### [DIRECTION]
Return all of the entries word for word, but omit the pictures they contain.

### [DATA SECTION]
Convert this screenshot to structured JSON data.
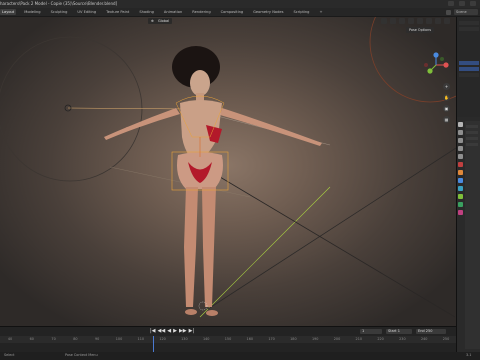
{
  "window": {
    "title": "haracters\\Pack 2 Model - Copie (35)\\Source\\Blender.blend]"
  },
  "workspaces": [
    "Layout",
    "Modeling",
    "Sculpting",
    "UV Editing",
    "Texture Paint",
    "Shading",
    "Animation",
    "Rendering",
    "Compositing",
    "Geometry Nodes",
    "Scripting",
    "+"
  ],
  "active_workspace": "Layout",
  "header_right": {
    "scene": "Scene"
  },
  "viewport": {
    "mode": "Global",
    "pose_options": "Pose Options",
    "colors": {
      "bone_outline": "#e8a23a",
      "bone_wire": "#d86a2a",
      "gizmo_x": "#e05252",
      "gizmo_y": "#7fbf3a",
      "gizmo_z": "#4a8ae0"
    },
    "gizmo_labels": {
      "x": "X",
      "y": "Y",
      "z": "Z"
    }
  },
  "timeline": {
    "current_frame": "1",
    "start_label": "Start",
    "start_value": "1",
    "end_label": "End",
    "end_value": "250",
    "ruler": [
      "40",
      "60",
      "70",
      "80",
      "90",
      "100",
      "110",
      "120",
      "130",
      "140",
      "150",
      "160",
      "170",
      "180",
      "190",
      "200",
      "210",
      "220",
      "230",
      "240",
      "250"
    ],
    "play_icons": [
      "|◀",
      "◀◀",
      "◀",
      "▶",
      "▶▶",
      "▶|"
    ]
  },
  "statusbar": {
    "left": "Select",
    "mid": "Pose Context Menu",
    "right": "3.1"
  },
  "icons": {
    "gizmo": "navigation-gizmo-icon",
    "zoom": "zoom-icon",
    "pan": "pan-icon",
    "camera": "camera-icon",
    "grid": "grid-icon"
  }
}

### [WRITTEN RESPONSE]
Convert this screenshot to structured JSON data.
{
  "window": {
    "title": "haracters\\Pack 2 Model - Copie (35)\\Source\\Blender.blend]"
  },
  "workspaces": [
    "Layout",
    "Modeling",
    "Sculpting",
    "UV Editing",
    "Texture Paint",
    "Shading",
    "Animation",
    "Rendering",
    "Compositing",
    "Geometry Nodes",
    "Scripting",
    "+"
  ],
  "active_workspace": "Layout",
  "header_right": {
    "scene": "Scene"
  },
  "viewport": {
    "mode": "Global",
    "pose_options": "Pose Options",
    "colors": {
      "bone_outline": "#e8a23a",
      "bone_wire": "#d86a2a",
      "gizmo_x": "#e05252",
      "gizmo_y": "#7fbf3a",
      "gizmo_z": "#4a8ae0"
    },
    "gizmo_labels": {
      "x": "X",
      "y": "Y",
      "z": "Z"
    }
  },
  "timeline": {
    "current_frame": "1",
    "start_label": "Start",
    "start_value": "1",
    "end_label": "End",
    "end_value": "250",
    "ruler": [
      "40",
      "60",
      "70",
      "80",
      "90",
      "100",
      "110",
      "120",
      "130",
      "140",
      "150",
      "160",
      "170",
      "180",
      "190",
      "200",
      "210",
      "220",
      "230",
      "240",
      "250"
    ],
    "play_icons": [
      "|◀",
      "◀◀",
      "◀",
      "▶",
      "▶▶",
      "▶|"
    ]
  },
  "statusbar": {
    "left": "Select",
    "mid": "Pose Context Menu",
    "right": "3.1"
  },
  "icons": {
    "gizmo": "navigation-gizmo-icon",
    "zoom": "zoom-icon",
    "pan": "pan-icon",
    "camera": "camera-icon",
    "grid": "grid-icon"
  }
}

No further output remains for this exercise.